▸ Short problem
Spot every line with the word "trap" and return it.

[Extracted records]
>> START
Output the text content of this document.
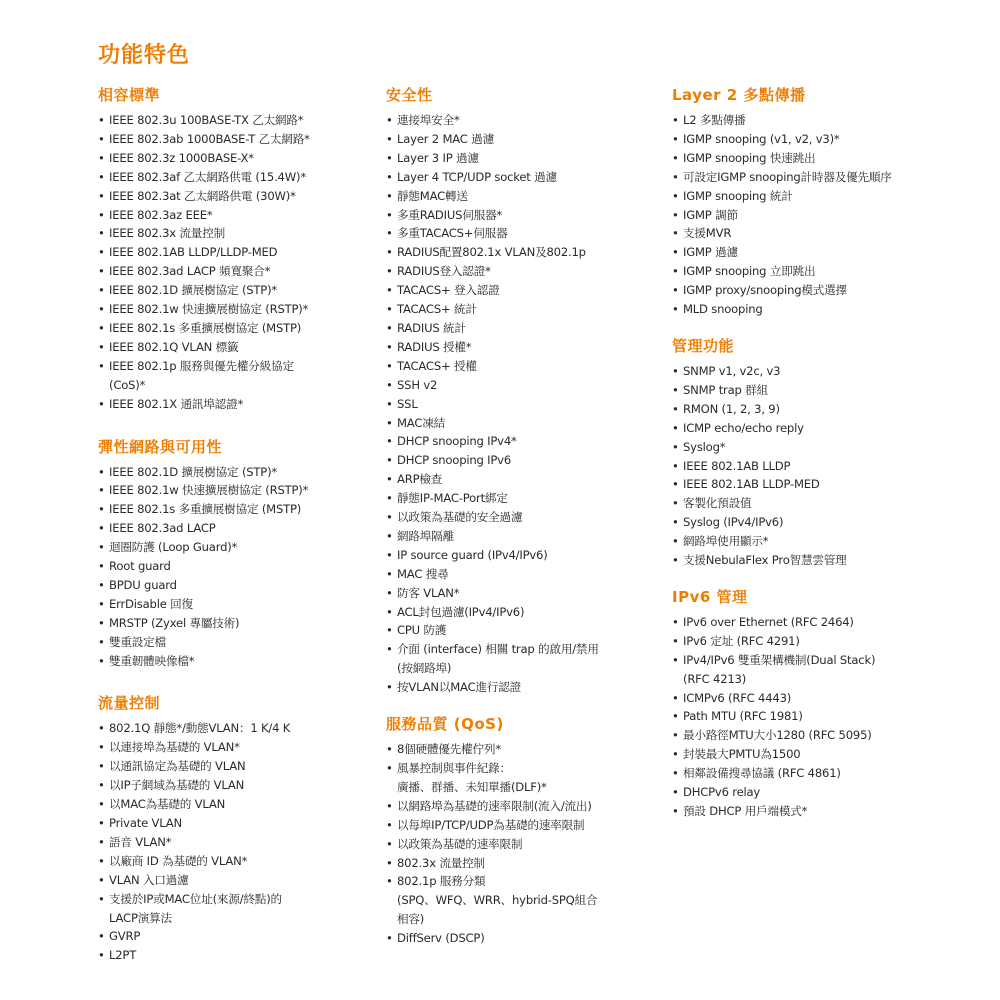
功能特色
相容標準
• IEEE 802.3u 100BASE-TX 乙太網路*
• IEEE 802.3ab 1000BASE-T 乙太網路*
• IEEE 802.3z 1000BASE-X*
• IEEE 802.3af 乙太網路供電 (15.4W)*
• IEEE 802.3at 乙太網路供電 (30W)*
• IEEE 802.3az EEE*
• IEEE 802.3x 流量控制
• IEEE 802.1AB LLDP/LLDP-MED
• IEEE 802.3ad LACP 頻寬聚合*
• IEEE 802.1D 擴展樹協定 (STP)*
• IEEE 802.1w 快速擴展樹協定 (RSTP)*
• IEEE 802.1s 多重擴展樹協定 (MSTP)
• IEEE 802.1Q VLAN 標籤
• IEEE 802.1p 服務與優先權分級協定
(CoS)*
• IEEE 802.1X 通訊埠認證*
彈性網路與可用性
• IEEE 802.1D 擴展樹協定 (STP)*
• IEEE 802.1w 快速擴展樹協定 (RSTP)*
• IEEE 802.1s 多重擴展樹協定 (MSTP)
• IEEE 802.3ad LACP
• 迴圈防護 (Loop Guard)*
• Root guard
• BPDU guard
• ErrDisable 回復
• MRSTP (Zyxel 專屬技術)
• 雙重設定檔
• 雙重韌體映像檔*
流量控制
• 802.1Q 靜態*/動態VLAN：1 K/4 K
• 以連接埠為基礎的 VLAN*
• 以通訊協定為基礎的 VLAN
• 以IP子網域為基礎的 VLAN
• 以MAC為基礎的 VLAN
• Private VLAN
• 語音 VLAN*
• 以廠商 ID 為基礎的 VLAN*
• VLAN 入口過濾
• 支援於IP或MAC位址(來源/終點)的
LACP演算法
• GVRP
• L2PT
安全性
• 連接埠安全*
• Layer 2 MAC 過濾
• Layer 3 IP 過濾
• Layer 4 TCP/UDP socket 過濾
• 靜態MAC轉送
• 多重RADIUS伺服器*
• 多重TACACS+伺服器
• RADIUS配置802.1x VLAN及802.1p
• RADIUS登入認證*
• TACACS+ 登入認證
• TACACS+ 統計
• RADIUS 統計
• RADIUS 授權*
• TACACS+ 授權
• SSH v2
• SSL
• MAC凍結
• DHCP snooping IPv4*
• DHCP snooping IPv6
• ARP檢查
• 靜態IP-MAC-Port綁定
• 以政策為基礎的安全過濾
• 網路埠隔離
• IP source guard (IPv4/IPv6)
• MAC 搜尋
• 防客 VLAN*
• ACL封包過濾(IPv4/IPv6)
• CPU 防護
• 介面 (interface) 相關 trap 的啟用/禁用
(按網路埠)
• 按VLAN以MAC進行認證
服務品質 (QoS)
• 8個硬體優先權佇列*
• 風暴控制與事件紀錄：
廣播、群播、未知單播(DLF)*
• 以網路埠為基礎的速率限制(流入/流出)
• 以每埠IP/TCP/UDP為基礎的速率限制
• 以政策為基礎的速率限制
• 802.3x 流量控制
• 802.1p 服務分類
(SPQ、WFQ、WRR、hybrid-SPQ組合
相容)
• DiffServ (DSCP)
Layer 2 多點傳播
• L2 多點傳播
• IGMP snooping (v1, v2, v3)*
• IGMP snooping 快速跳出
• 可設定IGMP snooping計時器及優先順序
• IGMP snooping 統計
• IGMP 調節
• 支援MVR
• IGMP 過濾
• IGMP snooping 立即跳出
• IGMP proxy/snooping模式選擇
• MLD snooping
管理功能
• SNMP v1, v2c, v3
• SNMP trap 群組
• RMON (1, 2, 3, 9)
• ICMP echo/echo reply
• Syslog*
• IEEE 802.1AB LLDP
• IEEE 802.1AB LLDP-MED
• 客製化預設值
• Syslog (IPv4/IPv6)
• 網路埠使用顯示*
• 支援NebulaFlex Pro智慧雲管理
IPv6 管理
• IPv6 over Ethernet (RFC 2464)
• IPv6 定址 (RFC 4291)
• IPv4/IPv6 雙重架構機制(Dual Stack)
(RFC 4213)
• ICMPv6 (RFC 4443)
• Path MTU (RFC 1981)
• 最小路徑MTU大小1280 (RFC 5095)
• 封裝最大PMTU為1500
• 相鄰設備搜尋協議 (RFC 4861)
• DHCPv6 relay
• 預設 DHCP 用戶端模式*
>> END
▸ Full solution
• 介面 (interface) 相關 trap 的啟用/禁用
• SNMP trap 群組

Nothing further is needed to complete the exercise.